All records are to be retyped faithfully and completely.

## Begin Data supplied

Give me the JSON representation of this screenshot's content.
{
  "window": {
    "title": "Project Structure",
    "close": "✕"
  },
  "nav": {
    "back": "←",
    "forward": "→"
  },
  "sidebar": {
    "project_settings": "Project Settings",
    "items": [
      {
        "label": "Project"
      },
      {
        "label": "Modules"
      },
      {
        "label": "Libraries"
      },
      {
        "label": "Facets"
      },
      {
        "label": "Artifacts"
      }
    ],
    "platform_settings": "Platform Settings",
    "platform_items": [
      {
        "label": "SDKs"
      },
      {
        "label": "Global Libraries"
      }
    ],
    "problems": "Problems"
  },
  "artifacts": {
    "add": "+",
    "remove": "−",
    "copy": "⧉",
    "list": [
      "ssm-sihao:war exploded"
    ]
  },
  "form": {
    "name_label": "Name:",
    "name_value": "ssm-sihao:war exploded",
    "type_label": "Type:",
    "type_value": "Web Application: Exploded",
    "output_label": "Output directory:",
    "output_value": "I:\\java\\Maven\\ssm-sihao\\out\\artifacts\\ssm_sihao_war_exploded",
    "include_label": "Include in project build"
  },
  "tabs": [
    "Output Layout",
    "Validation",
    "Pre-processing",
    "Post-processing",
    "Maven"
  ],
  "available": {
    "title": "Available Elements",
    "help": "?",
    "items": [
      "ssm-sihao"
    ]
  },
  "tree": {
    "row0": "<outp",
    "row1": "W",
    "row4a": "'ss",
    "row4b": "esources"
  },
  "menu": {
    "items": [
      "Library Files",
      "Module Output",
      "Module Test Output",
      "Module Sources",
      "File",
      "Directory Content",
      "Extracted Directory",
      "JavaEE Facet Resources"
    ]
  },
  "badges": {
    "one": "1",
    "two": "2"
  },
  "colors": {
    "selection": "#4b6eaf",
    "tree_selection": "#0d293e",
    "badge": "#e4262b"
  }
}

## End Data supplied

• Answer to the problem:
Give me the JSON representation of this screenshot's content.
{
  "window": {
    "title": "Project Structure",
    "close": "✕"
  },
  "nav": {
    "back": "←",
    "forward": "→"
  },
  "sidebar": {
    "project_settings": "Project Settings",
    "items": [
      {
        "label": "Project"
      },
      {
        "label": "Modules"
      },
      {
        "label": "Libraries"
      },
      {
        "label": "Facets"
      },
      {
        "label": "Artifacts"
      }
    ],
    "platform_settings": "Platform Settings",
    "platform_items": [
      {
        "label": "SDKs"
      },
      {
        "label": "Global Libraries"
      }
    ],
    "problems": "Problems"
  },
  "artifacts": {
    "add": "+",
    "remove": "−",
    "copy": "⧉",
    "list": [
      "ssm-sihao:war exploded"
    ]
  },
  "form": {
    "name_label": "Name:",
    "name_value": "ssm-sihao:war exploded",
    "type_label": "Type:",
    "type_value": "Web Application: Exploded",
    "output_label": "Output directory:",
    "output_value": "I:\\java\\Maven\\ssm-sihao\\out\\artifacts\\ssm_sihao_war_exploded",
    "include_label": "Include in project build"
  },
  "tabs": [
    "Output Layout",
    "Validation",
    "Pre-processing",
    "Post-processing",
    "Maven"
  ],
  "available": {
    "title": "Available Elements",
    "help": "?",
    "items": [
      "ssm-sihao"
    ]
  },
  "tree": {
    "row0": "<outp",
    "row1": "W",
    "row4a": "'ss",
    "row4b": "esources"
  },
  "menu": {
    "items": [
      "Library Files",
      "Module Output",
      "Module Test Output",
      "Module Sources",
      "File",
      "Directory Content",
      "Extracted Directory",
      "JavaEE Facet Resources"
    ]
  },
  "badges": {
    "one": "1",
    "two": "2"
  },
  "colors": {
    "selection": "#4b6eaf",
    "tree_selection": "#0d293e",
    "badge": "#e4262b"
  }
}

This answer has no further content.